### [ENTRIES]

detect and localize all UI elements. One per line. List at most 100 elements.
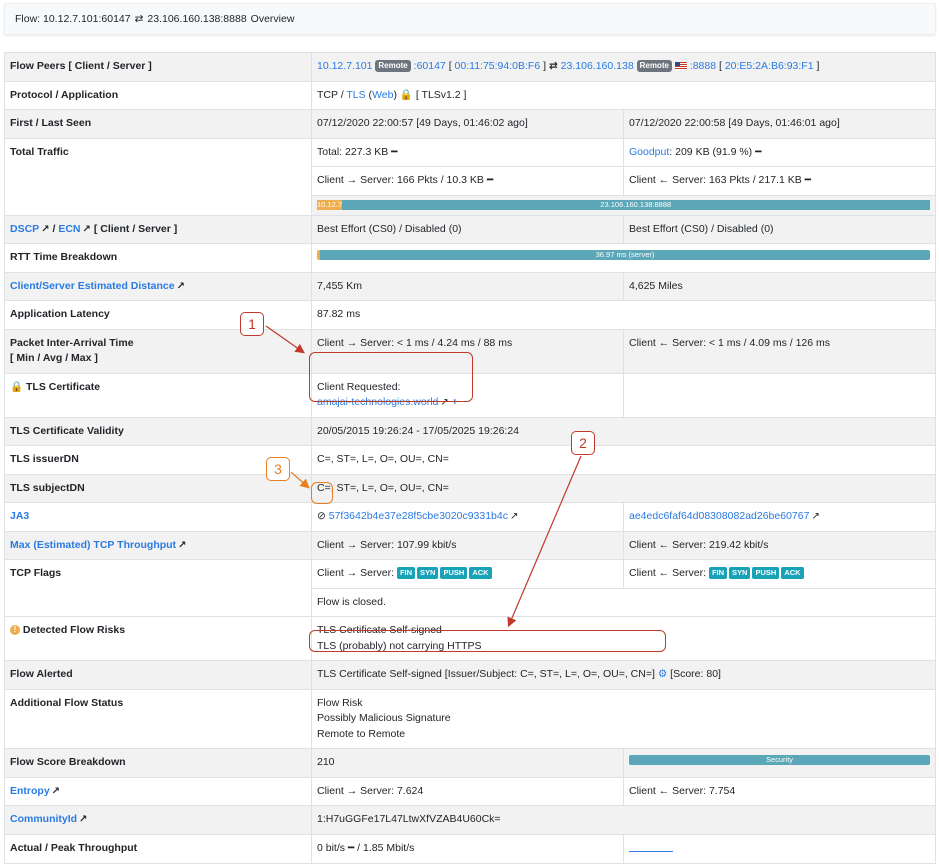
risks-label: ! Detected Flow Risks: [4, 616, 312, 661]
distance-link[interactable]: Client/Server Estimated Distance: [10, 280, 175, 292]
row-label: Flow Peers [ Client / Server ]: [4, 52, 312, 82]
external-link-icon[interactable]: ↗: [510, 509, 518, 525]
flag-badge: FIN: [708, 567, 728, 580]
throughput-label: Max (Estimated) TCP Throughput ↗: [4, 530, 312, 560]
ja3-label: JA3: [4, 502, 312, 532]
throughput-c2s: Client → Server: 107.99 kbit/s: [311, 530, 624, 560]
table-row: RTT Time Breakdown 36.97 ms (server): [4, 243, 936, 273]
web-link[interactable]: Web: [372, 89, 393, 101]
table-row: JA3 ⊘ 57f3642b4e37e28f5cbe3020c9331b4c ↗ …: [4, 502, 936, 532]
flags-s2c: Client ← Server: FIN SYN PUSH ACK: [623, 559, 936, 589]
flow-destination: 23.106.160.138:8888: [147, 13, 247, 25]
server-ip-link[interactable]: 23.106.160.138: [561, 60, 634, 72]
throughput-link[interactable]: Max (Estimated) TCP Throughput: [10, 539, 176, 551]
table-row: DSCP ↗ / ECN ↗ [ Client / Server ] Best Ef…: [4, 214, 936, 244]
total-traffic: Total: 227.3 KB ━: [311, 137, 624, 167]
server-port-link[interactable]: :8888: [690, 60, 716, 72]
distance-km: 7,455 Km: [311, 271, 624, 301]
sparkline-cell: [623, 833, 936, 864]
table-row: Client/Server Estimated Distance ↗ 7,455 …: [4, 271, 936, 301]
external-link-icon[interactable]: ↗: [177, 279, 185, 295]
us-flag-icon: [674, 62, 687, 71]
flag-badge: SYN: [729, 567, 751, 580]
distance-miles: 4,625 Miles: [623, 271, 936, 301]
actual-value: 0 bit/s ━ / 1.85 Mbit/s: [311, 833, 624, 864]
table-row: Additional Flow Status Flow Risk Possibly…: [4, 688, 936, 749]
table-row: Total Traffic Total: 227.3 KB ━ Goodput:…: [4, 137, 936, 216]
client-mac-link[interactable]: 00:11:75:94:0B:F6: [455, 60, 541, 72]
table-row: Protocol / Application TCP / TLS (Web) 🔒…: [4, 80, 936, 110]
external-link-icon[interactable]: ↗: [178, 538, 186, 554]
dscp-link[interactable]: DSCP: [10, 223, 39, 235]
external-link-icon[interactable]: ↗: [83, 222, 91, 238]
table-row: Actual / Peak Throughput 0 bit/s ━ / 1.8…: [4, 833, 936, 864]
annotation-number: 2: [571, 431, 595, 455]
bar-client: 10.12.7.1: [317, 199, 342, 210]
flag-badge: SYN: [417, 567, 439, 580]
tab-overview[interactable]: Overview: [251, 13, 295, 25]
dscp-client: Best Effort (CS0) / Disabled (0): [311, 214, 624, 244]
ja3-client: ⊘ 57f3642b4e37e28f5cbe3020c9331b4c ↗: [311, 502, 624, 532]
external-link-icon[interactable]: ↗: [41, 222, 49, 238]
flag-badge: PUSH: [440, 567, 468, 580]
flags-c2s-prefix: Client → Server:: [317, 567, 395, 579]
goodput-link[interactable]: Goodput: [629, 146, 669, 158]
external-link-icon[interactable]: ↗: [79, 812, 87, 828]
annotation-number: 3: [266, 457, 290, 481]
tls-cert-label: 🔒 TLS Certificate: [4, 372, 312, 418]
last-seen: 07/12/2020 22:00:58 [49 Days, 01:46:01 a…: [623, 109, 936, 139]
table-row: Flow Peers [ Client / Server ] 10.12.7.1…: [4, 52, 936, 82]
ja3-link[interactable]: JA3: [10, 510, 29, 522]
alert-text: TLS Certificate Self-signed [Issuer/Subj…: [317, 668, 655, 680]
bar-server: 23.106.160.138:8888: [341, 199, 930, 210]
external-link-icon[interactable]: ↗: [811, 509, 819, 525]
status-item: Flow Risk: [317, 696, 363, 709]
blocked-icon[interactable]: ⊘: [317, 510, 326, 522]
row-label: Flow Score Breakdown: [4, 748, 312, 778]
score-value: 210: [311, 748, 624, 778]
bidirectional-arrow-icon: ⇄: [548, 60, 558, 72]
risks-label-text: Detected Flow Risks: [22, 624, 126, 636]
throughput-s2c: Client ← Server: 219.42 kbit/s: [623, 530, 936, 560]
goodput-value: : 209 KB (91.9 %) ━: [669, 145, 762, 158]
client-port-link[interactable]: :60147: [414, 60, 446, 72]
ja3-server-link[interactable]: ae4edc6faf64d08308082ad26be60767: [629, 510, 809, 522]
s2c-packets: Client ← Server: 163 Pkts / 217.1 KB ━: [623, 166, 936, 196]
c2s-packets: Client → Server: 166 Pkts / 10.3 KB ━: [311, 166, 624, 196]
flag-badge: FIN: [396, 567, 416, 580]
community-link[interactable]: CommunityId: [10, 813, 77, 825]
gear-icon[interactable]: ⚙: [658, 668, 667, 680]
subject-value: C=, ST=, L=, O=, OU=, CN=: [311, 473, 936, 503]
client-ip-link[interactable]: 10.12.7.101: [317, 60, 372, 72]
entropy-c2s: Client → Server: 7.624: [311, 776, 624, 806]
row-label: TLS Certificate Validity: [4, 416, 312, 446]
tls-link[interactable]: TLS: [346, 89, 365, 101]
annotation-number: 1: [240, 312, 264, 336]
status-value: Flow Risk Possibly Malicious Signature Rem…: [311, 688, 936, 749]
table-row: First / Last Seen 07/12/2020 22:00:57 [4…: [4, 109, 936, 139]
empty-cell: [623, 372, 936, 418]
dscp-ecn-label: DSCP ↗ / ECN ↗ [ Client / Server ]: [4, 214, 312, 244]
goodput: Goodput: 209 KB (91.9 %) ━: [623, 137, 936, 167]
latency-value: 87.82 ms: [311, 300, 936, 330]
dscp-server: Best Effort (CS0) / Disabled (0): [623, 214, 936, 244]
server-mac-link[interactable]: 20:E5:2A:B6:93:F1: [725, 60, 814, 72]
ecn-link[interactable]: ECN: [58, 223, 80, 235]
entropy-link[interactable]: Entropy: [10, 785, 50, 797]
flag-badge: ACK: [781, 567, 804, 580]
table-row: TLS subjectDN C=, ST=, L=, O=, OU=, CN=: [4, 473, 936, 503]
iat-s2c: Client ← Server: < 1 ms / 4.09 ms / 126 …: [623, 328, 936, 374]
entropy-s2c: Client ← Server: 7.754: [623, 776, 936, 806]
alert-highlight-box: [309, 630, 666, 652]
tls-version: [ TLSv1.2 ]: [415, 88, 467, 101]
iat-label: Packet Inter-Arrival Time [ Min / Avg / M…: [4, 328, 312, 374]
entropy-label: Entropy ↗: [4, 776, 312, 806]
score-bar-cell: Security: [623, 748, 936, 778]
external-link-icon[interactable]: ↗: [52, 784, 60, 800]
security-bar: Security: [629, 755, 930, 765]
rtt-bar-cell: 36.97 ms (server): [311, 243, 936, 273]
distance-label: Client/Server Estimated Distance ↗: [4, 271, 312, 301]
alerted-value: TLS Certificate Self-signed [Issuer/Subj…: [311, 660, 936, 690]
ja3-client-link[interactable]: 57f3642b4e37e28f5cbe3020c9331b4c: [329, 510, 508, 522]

### [WHAT YOU HAVE TO DO]
Give these lines as a numbered list, leaving out any blank lines and the pictures.

### [RESULT OF THIS EXERCISE]
1. detect and localize all UI elements. One per line. List at most 100 elements.
2. risks-label: ! Detected Flow Risks: [4, 616, 312, 661]
3. distance-link[interactable]: Client/Server Estimated Distance: [10, 280, 175, 292]
4. row-label: Flow Peers [ Client / Server ]: [4, 52, 312, 82]
5. external-link-icon[interactable]: ↗: [510, 509, 518, 525]
6. flag-badge: FIN: [708, 567, 728, 580]
7. throughput-label: Max (Estimated) TCP Throughput ↗: [4, 530, 312, 560]
8. ja3-label: JA3: [4, 502, 312, 532]
9. throughput-c2s: Client → Server: 107.99 kbit/s: [311, 530, 624, 560]
10. table-row: RTT Time Breakdown 36.97 ms (server): [4, 243, 936, 273]
11. web-link[interactable]: Web: [372, 89, 393, 101]
12. table-row: JA3 ⊘ 57f3642b4e37e28f5cbe3020c9331b4c ↗ …: [4, 502, 936, 532]
13. flags-s2c: Client ← Server: FIN SYN PUSH ACK: [623, 559, 936, 589]
14. flow-destination: 23.106.160.138:8888: [147, 13, 247, 25]
15. server-ip-link[interactable]: 23.106.160.138: [561, 60, 634, 72]
16. throughput-link[interactable]: Max (Estimated) TCP Throughput: [10, 539, 176, 551]
17. table-row: DSCP ↗ / ECN ↗ [ Client / Server ] Best Ef…: [4, 214, 936, 244]
18. total-traffic: Total: 227.3 KB ━: [311, 137, 624, 167]
19. server-port-link[interactable]: :8888: [690, 60, 716, 72]
20. distance-km: 7,455 Km: [311, 271, 624, 301]
21. sparkline-cell: [623, 833, 936, 864]
22. table-row: Client/Server Estimated Distance ↗ 7,455 …: [4, 271, 936, 301]
23. external-link-icon[interactable]: ↗: [177, 279, 185, 295]
24. us-flag-icon: [674, 62, 687, 71]
25. flag-badge: SYN: [729, 567, 751, 580]
26. distance-miles: 4,625 Miles: [623, 271, 936, 301]
27. actual-value: 0 bit/s ━ / 1.85 Mbit/s: [311, 833, 624, 864]
28. table-row: Additional Flow Status Flow Risk Possibly…: [4, 688, 936, 749]
29. table-row: Total Traffic Total: 227.3 KB ━ Goodput:…: [4, 137, 936, 216]
30. client-mac-link[interactable]: 00:11:75:94:0B:F6: [455, 60, 541, 72]
31. table-row: Protocol / Application TCP / TLS (Web) 🔒…: [4, 80, 936, 110]
32. external-link-icon[interactable]: ↗: [178, 538, 186, 554]
33. dscp-link[interactable]: DSCP: [10, 223, 39, 235]
34. external-link-icon[interactable]: ↗: [83, 222, 91, 238]
35. table-row: Actual / Peak Throughput 0 bit/s ━ / 1.8…: [4, 833, 936, 864]
36. annotation-number: 2: [571, 431, 595, 455]
37. bar-client: 10.12.7.1: [317, 199, 342, 210]
38. flag-badge: SYN: [417, 567, 439, 580]
39. tab-overview[interactable]: Overview: [251, 13, 295, 25]
40. dscp-client: Best Effort (CS0) / Disabled (0): [311, 214, 624, 244]
41. ja3-client: ⊘ 57f3642b4e37e28f5cbe3020c9331b4c ↗: [311, 502, 624, 532]
42. external-link-icon[interactable]: ↗: [41, 222, 49, 238]
43. flag-badge: PUSH: [440, 567, 468, 580]
44. flags-c2s-prefix: Client → Server:: [317, 567, 395, 579]
45. goodput-link[interactable]: Goodput: [629, 146, 669, 158]
46. external-link-icon[interactable]: ↗: [79, 812, 87, 828]
47. annotation-number: 3: [266, 457, 290, 481]
48. tls-cert-label: 🔒 TLS Certificate: [4, 372, 312, 418]
49. last-seen: 07/12/2020 22:00:58 [49 Days, 01:46:01 a…: [623, 109, 936, 139]
50. table-row: Flow Peers [ Client / Server ] 10.12.7.1…: [4, 52, 936, 82]
51. ja3-link[interactable]: JA3: [10, 510, 29, 522]
52. alert-text: TLS Certificate Self-signed [Issuer/Subj…: [317, 668, 655, 680]
53. bar-server: 23.106.160.138:8888: [341, 199, 930, 210]
54. external-link-icon[interactable]: ↗: [811, 509, 819, 525]
55. status-item: Flow Risk: [317, 696, 363, 709]
56. blocked-icon[interactable]: ⊘: [317, 510, 326, 522]
57. row-label: Flow Score Breakdown: [4, 748, 312, 778]
58. score-value: 210: [311, 748, 624, 778]
59. bidirectional-arrow-icon: ⇄: [548, 60, 558, 72]
60. risks-label-text: Detected Flow Risks: [22, 624, 126, 636]
61. throughput-s2c: Client ← Server: 219.42 kbit/s: [623, 530, 936, 560]
62. goodput-value: : 209 KB (91.9 %) ━: [669, 145, 762, 158]
63. client-port-link[interactable]: :60147: [414, 60, 446, 72]
64. ja3-server-link[interactable]: ae4edc6faf64d08308082ad26be60767: [629, 510, 809, 522]
65. s2c-packets: Client ← Server: 163 Pkts / 217.1 KB ━: [623, 166, 936, 196]
66. c2s-packets: Client → Server: 166 Pkts / 10.3 KB ━: [311, 166, 624, 196]
67. flag-badge: FIN: [396, 567, 416, 580]
68. community-link[interactable]: CommunityId: [10, 813, 77, 825]
69. gear-icon[interactable]: ⚙: [658, 668, 667, 680]
70. subject-value: C=, ST=, L=, O=, OU=, CN=: [311, 473, 936, 503]
71. client-ip-link[interactable]: 10.12.7.101: [317, 60, 372, 72]
72. entropy-c2s: Client → Server: 7.624: [311, 776, 624, 806]
73. row-label: TLS Certificate Validity: [4, 416, 312, 446]
74. tls-link[interactable]: TLS: [346, 89, 365, 101]
75. annotation-number: 1: [240, 312, 264, 336]
76. status-value: Flow Risk Possibly Malicious Signature Rem…: [311, 688, 936, 749]
77. table-row: First / Last Seen 07/12/2020 22:00:57 [4…: [4, 109, 936, 139]
78. empty-cell: [623, 372, 936, 418]
79. dscp-ecn-label: DSCP ↗ / ECN ↗ [ Client / Server ]: [4, 214, 312, 244]
80. goodput: Goodput: 209 KB (91.9 %) ━: [623, 137, 936, 167]
81. latency-value: 87.82 ms: [311, 300, 936, 330]
82. dscp-server: Best Effort (CS0) / Disabled (0): [623, 214, 936, 244]
83. server-mac-link[interactable]: 20:E5:2A:B6:93:F1: [725, 60, 814, 72]
84. ecn-link[interactable]: ECN: [58, 223, 80, 235]
85. entropy-link[interactable]: Entropy: [10, 785, 50, 797]
86. flag-badge: ACK: [781, 567, 804, 580]
87. table-row: TLS subjectDN C=, ST=, L=, O=, OU=, CN=: [4, 473, 936, 503]
88. iat-s2c: Client ← Server: < 1 ms / 4.09 ms / 126 …: [623, 328, 936, 374]
89. entropy-s2c: Client ← Server: 7.754: [623, 776, 936, 806]
90. alert-highlight-box: [309, 630, 666, 652]
91. tls-version: [ TLSv1.2 ]: [415, 88, 467, 101]
92. iat-label: Packet Inter-Arrival Time [ Min / Avg / M…: [4, 328, 312, 374]
93. entropy-label: Entropy ↗: [4, 776, 312, 806]
94. score-bar-cell: Security: [623, 748, 936, 778]
95. external-link-icon[interactable]: ↗: [52, 784, 60, 800]
96. security-bar: Security: [629, 755, 930, 765]
97. rtt-bar-cell: 36.97 ms (server): [311, 243, 936, 273]
98. distance-label: Client/Server Estimated Distance ↗: [4, 271, 312, 301]
99. alerted-value: TLS Certificate Self-signed [Issuer/Subj…: [311, 660, 936, 690]
100. ja3-client-link[interactable]: 57f3642b4e37e28f5cbe3020c9331b4c: [329, 510, 508, 522]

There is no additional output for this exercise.